WORK INSTRUCTIONS: Can you find the lines of the listing that include "hole" and copy every one?

- - - - -

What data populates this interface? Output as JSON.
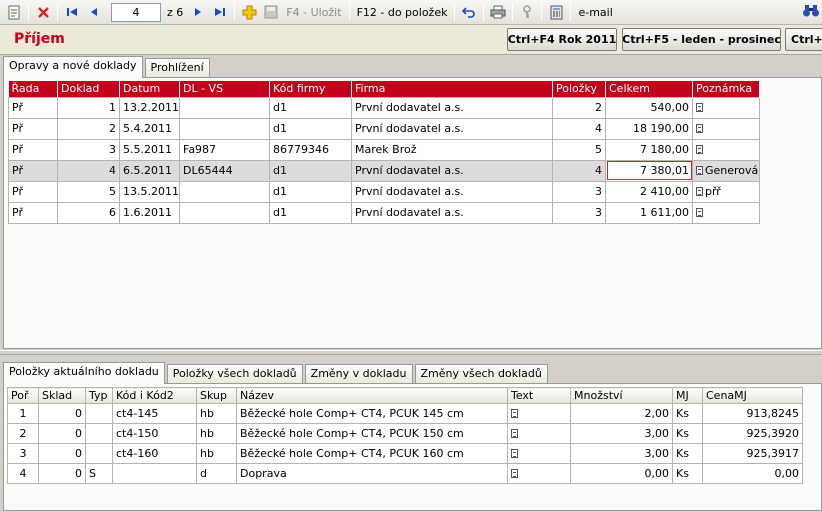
{
  "toolbar": {
    "page_value": "4",
    "page_total": "z 6",
    "save_label": "F4 - Uložit",
    "items_label": "F12 - do položek",
    "email_label": "e-mail"
  },
  "header": {
    "title": "Příjem",
    "btn_year": "Ctrl+F4 Rok 2011",
    "btn_months": "Ctrl+F5 - leden - prosinec",
    "btn_cut": "Ctrl+F"
  },
  "top_tabs": [
    "Opravy a nové doklady",
    "Prohlížení"
  ],
  "docs": {
    "columns": [
      "Řada",
      "Doklad",
      "Datum",
      "DL - VS",
      "Kód firmy",
      "Firma",
      "Položky",
      "Celkem",
      "Poznámka"
    ],
    "rows": [
      {
        "rada": "Př",
        "doklad": "1",
        "datum": "13.2.2011",
        "dlvs": "",
        "kod": "d1",
        "firma": "První dodavatel a.s.",
        "polozky": "2",
        "celkem": "540,00",
        "pozn": ""
      },
      {
        "rada": "Př",
        "doklad": "2",
        "datum": "5.4.2011",
        "dlvs": "",
        "kod": "d1",
        "firma": "První dodavatel a.s.",
        "polozky": "4",
        "celkem": "18 190,00",
        "pozn": ""
      },
      {
        "rada": "Př",
        "doklad": "3",
        "datum": "5.5.2011",
        "dlvs": "Fa987",
        "kod": "86779346",
        "firma": "Marek Brož",
        "polozky": "5",
        "celkem": "7 180,00",
        "pozn": ""
      },
      {
        "rada": "Př",
        "doklad": "4",
        "datum": "6.5.2011",
        "dlvs": "DL65444",
        "kod": "d1",
        "firma": "První dodavatel a.s.",
        "polozky": "4",
        "celkem": "7 380,01",
        "pozn": "Generován..."
      },
      {
        "rada": "Př",
        "doklad": "5",
        "datum": "13.5.2011",
        "dlvs": "",
        "kod": "d1",
        "firma": "První dodavatel a.s.",
        "polozky": "3",
        "celkem": "2 410,00",
        "pozn": "přř"
      },
      {
        "rada": "Př",
        "doklad": "6",
        "datum": "1.6.2011",
        "dlvs": "",
        "kod": "d1",
        "firma": "První dodavatel a.s.",
        "polozky": "3",
        "celkem": "1 611,00",
        "pozn": ""
      }
    ]
  },
  "bottom_tabs": [
    "Položky aktuálního dokladu",
    "Položky všech dokladů",
    "Změny v dokladu",
    "Změny všech dokladů"
  ],
  "items": {
    "columns": [
      "Poř",
      "Sklad",
      "Typ",
      "Kód i Kód2",
      "Skup",
      "Název",
      "Text",
      "Množství",
      "MJ",
      "CenaMJ"
    ],
    "rows": [
      {
        "por": "1",
        "sklad": "0",
        "typ": "",
        "kod": "ct4-145",
        "skup": "hb",
        "nazev": "Běžecké hole Comp+ CT4, PCUK 145 cm",
        "mnozstvi": "2,00",
        "mj": "Ks",
        "cena": "913,8245"
      },
      {
        "por": "2",
        "sklad": "0",
        "typ": "",
        "kod": "ct4-150",
        "skup": "hb",
        "nazev": "Běžecké hole Comp+ CT4, PCUK 150 cm",
        "mnozstvi": "3,00",
        "mj": "Ks",
        "cena": "925,3920"
      },
      {
        "por": "3",
        "sklad": "0",
        "typ": "",
        "kod": "ct4-160",
        "skup": "hb",
        "nazev": "Běžecké hole Comp+ CT4, PCUK 160 cm",
        "mnozstvi": "3,00",
        "mj": "Ks",
        "cena": "925,3917"
      },
      {
        "por": "4",
        "sklad": "0",
        "typ": "S",
        "kod": "",
        "skup": "d",
        "nazev": "Doprava",
        "mnozstvi": "0,00",
        "mj": "Ks",
        "cena": "0,00"
      }
    ]
  },
  "colors": {
    "accent": "#c4001a",
    "selected_row": "#dcdcdc",
    "focus_border": "#d31f2e"
  }
}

- - - - -

WORKED SOLUTION:
        "nazev": "Běžecké hole Comp+ CT4, PCUK 145 cm",
        "nazev": "Běžecké hole Comp+ CT4, PCUK 150 cm",
        "nazev": "Běžecké hole Comp+ CT4, PCUK 160 cm",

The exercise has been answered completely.